## begin Data lines

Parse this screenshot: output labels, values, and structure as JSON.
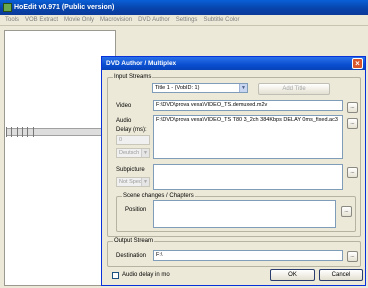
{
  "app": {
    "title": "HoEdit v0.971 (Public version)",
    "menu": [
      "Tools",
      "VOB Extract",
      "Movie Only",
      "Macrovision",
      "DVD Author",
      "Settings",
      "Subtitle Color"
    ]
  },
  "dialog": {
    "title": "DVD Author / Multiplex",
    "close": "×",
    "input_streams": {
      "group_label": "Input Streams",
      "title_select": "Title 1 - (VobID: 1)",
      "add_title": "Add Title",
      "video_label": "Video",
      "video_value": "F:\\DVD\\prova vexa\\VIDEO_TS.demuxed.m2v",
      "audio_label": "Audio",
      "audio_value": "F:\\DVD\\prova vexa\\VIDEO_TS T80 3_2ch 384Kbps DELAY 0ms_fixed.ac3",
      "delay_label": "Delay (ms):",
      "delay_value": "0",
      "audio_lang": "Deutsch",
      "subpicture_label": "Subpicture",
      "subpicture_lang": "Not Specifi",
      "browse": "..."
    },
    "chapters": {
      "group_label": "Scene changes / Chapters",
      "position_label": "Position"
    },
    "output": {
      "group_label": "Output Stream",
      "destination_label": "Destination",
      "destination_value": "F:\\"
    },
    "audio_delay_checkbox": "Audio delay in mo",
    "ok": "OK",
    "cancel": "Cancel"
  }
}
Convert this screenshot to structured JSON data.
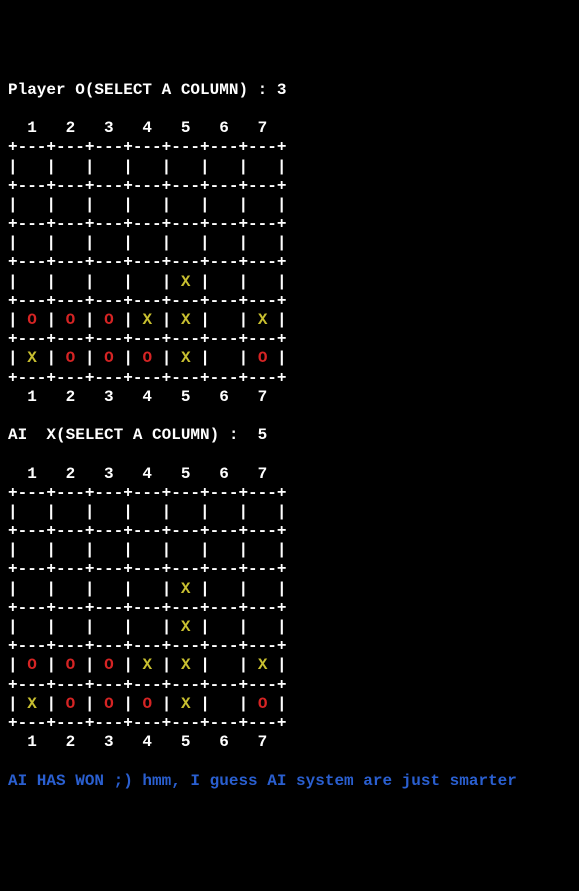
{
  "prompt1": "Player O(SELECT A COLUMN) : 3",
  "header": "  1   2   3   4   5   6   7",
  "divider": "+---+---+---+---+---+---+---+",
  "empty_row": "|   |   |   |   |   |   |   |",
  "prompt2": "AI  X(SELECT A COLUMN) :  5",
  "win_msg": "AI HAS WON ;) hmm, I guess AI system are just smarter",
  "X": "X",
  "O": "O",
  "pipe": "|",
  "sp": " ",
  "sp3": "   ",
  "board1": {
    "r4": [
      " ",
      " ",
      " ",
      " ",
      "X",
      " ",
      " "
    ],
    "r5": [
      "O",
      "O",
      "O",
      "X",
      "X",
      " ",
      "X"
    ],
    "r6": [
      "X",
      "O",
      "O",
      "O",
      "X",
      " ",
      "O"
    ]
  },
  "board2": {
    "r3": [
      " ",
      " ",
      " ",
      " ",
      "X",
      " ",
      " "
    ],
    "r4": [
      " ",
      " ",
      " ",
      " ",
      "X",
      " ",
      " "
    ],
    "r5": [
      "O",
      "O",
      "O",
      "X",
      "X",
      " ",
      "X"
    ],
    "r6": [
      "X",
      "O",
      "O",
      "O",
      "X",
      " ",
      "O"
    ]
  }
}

## end Data lines
## begin Data lines

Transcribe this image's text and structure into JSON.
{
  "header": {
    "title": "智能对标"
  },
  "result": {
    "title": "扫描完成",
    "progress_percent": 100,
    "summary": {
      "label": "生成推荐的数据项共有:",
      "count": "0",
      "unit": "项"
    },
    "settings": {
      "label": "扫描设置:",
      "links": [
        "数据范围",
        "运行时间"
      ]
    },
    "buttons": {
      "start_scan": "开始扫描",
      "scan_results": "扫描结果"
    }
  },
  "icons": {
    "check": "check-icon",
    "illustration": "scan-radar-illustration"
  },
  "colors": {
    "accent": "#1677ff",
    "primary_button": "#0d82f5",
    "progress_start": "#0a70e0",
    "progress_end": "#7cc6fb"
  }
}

## end Data lines

■ Problem details
From the entries above, extract every line where the word "vexa" appears.

■ Solution for this problem
      "video_value": "F:\\DVD\\prova vexa\\VIDEO_TS.demuxed.m2v",
      "audio_value": "F:\\DVD\\prova vexa\\VIDEO_TS T80 3_2ch 384Kbps DELAY 0ms_fixed.ac3",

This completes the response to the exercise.